Directions for this task — The word "intensity" occurs in some lines of the data. Return each such line.

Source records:
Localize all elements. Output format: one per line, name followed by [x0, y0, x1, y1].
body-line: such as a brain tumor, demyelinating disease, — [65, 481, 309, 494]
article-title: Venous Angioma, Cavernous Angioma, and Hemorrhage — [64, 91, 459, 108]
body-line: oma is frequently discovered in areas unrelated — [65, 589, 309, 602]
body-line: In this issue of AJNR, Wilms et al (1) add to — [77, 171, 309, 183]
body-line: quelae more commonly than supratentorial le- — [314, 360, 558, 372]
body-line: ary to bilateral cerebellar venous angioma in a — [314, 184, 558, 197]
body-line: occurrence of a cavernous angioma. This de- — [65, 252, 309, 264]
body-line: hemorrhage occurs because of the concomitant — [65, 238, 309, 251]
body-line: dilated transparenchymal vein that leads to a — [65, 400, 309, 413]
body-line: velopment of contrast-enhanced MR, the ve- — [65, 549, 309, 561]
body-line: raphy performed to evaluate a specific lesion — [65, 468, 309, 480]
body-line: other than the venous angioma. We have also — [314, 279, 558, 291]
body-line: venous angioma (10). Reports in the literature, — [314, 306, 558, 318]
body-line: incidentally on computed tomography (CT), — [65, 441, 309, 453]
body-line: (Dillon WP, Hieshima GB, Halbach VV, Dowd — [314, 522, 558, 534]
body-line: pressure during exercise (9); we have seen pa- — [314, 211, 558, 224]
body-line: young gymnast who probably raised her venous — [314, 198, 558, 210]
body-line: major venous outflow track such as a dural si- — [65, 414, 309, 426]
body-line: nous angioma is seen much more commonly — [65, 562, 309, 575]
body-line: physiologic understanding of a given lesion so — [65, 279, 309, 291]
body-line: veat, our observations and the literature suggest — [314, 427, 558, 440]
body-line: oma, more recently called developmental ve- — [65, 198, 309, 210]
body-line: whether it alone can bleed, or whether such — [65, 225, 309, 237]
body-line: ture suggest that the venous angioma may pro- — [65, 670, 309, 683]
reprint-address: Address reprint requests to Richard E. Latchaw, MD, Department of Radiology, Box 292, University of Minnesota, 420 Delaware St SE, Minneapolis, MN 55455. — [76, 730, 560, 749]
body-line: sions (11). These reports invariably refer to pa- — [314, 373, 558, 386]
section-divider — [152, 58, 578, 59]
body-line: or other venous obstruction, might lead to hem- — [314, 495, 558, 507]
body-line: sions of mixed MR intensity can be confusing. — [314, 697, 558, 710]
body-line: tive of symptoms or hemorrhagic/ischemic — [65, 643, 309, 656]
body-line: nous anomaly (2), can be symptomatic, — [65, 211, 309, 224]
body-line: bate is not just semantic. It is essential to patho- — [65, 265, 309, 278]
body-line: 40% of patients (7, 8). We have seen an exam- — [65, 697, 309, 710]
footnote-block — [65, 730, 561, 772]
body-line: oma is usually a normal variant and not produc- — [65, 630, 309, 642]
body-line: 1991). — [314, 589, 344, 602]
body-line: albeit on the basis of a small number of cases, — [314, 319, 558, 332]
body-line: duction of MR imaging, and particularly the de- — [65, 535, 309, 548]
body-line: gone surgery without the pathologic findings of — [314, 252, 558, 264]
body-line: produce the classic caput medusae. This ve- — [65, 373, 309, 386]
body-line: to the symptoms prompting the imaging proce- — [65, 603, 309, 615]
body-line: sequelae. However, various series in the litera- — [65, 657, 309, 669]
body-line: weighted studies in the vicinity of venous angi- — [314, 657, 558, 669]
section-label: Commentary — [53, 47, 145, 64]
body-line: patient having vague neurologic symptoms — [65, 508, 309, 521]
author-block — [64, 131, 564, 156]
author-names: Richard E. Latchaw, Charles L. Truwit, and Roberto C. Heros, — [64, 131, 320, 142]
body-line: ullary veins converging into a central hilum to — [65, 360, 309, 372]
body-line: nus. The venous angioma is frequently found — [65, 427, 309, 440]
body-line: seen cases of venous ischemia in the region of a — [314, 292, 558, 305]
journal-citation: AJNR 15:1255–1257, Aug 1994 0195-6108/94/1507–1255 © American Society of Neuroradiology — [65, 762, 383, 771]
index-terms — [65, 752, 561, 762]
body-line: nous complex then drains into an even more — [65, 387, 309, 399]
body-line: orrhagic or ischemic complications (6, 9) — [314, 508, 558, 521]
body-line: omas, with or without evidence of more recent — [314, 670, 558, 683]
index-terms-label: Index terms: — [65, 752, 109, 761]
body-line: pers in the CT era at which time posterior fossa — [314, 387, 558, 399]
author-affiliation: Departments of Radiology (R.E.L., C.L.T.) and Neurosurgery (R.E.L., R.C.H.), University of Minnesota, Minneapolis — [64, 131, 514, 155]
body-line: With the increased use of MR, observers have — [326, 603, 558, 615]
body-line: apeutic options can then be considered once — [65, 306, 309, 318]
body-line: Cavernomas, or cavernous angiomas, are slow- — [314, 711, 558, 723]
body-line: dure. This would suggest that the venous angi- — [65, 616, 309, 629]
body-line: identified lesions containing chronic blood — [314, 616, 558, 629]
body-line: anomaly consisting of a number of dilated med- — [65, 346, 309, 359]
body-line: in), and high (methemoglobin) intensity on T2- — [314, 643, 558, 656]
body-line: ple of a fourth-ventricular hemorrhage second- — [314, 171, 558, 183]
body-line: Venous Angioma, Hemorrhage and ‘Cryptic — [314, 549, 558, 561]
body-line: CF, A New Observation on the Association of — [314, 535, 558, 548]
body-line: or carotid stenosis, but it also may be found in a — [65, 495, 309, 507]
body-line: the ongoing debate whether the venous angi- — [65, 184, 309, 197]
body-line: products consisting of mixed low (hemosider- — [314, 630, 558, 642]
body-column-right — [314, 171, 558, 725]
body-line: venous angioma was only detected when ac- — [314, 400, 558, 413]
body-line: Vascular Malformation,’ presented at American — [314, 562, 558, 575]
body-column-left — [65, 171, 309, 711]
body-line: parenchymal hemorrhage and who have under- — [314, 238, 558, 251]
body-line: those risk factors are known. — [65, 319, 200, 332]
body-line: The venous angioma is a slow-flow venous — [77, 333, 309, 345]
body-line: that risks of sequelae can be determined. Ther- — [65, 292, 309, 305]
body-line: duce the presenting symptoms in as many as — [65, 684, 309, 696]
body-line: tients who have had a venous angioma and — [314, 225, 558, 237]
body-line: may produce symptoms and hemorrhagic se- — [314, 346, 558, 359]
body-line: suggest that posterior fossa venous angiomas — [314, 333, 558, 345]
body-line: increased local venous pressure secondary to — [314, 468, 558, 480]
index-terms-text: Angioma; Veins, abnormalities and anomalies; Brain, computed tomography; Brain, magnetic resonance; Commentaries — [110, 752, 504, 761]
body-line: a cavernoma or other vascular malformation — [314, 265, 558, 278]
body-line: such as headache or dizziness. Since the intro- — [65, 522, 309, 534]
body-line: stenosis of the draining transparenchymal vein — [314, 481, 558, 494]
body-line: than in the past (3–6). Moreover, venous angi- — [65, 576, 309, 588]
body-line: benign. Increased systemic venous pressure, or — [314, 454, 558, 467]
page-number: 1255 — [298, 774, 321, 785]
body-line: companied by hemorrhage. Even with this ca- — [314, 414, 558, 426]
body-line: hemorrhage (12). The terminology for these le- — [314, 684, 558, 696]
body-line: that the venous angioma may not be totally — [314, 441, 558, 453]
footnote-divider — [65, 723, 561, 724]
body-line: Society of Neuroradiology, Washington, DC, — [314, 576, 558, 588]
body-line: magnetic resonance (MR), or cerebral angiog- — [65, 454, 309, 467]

Response for this exercise —
body-line: sions of mixed MR intensity can be confusing. — [314, 697, 558, 710]
body-line: in), and high (methemoglobin) intensity on T2- — [314, 643, 558, 656]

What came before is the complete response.